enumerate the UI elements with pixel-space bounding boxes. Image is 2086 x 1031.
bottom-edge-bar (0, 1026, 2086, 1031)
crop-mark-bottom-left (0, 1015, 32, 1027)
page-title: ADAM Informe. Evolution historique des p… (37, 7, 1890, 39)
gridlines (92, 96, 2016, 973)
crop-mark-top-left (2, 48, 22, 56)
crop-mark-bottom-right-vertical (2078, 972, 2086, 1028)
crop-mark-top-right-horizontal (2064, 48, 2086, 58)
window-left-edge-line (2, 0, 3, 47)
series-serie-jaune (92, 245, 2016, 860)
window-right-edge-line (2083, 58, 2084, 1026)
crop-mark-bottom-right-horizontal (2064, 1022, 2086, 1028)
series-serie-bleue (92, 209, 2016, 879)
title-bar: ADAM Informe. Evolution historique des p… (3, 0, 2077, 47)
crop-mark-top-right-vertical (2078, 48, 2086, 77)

CHALLENGE: Rewrite the records above with every "crop-mark" renamed to "trim-mark" and nothing else changed.

REPLY:
enumerate the UI elements with pixel-space bounding boxes. Image is 2086 x 1031.
bottom-edge-bar (0, 1026, 2086, 1031)
trim-mark-bottom-left (0, 1015, 32, 1027)
page-title: ADAM Informe. Evolution historique des p… (37, 7, 1890, 39)
gridlines (92, 96, 2016, 973)
trim-mark-top-left (2, 48, 22, 56)
trim-mark-bottom-right-vertical (2078, 972, 2086, 1028)
trim-mark-top-right-horizontal (2064, 48, 2086, 58)
window-left-edge-line (2, 0, 3, 47)
series-serie-jaune (92, 245, 2016, 860)
window-right-edge-line (2083, 58, 2084, 1026)
trim-mark-bottom-right-horizontal (2064, 1022, 2086, 1028)
series-serie-bleue (92, 209, 2016, 879)
title-bar: ADAM Informe. Evolution historique des p… (3, 0, 2077, 47)
trim-mark-top-right-vertical (2078, 48, 2086, 77)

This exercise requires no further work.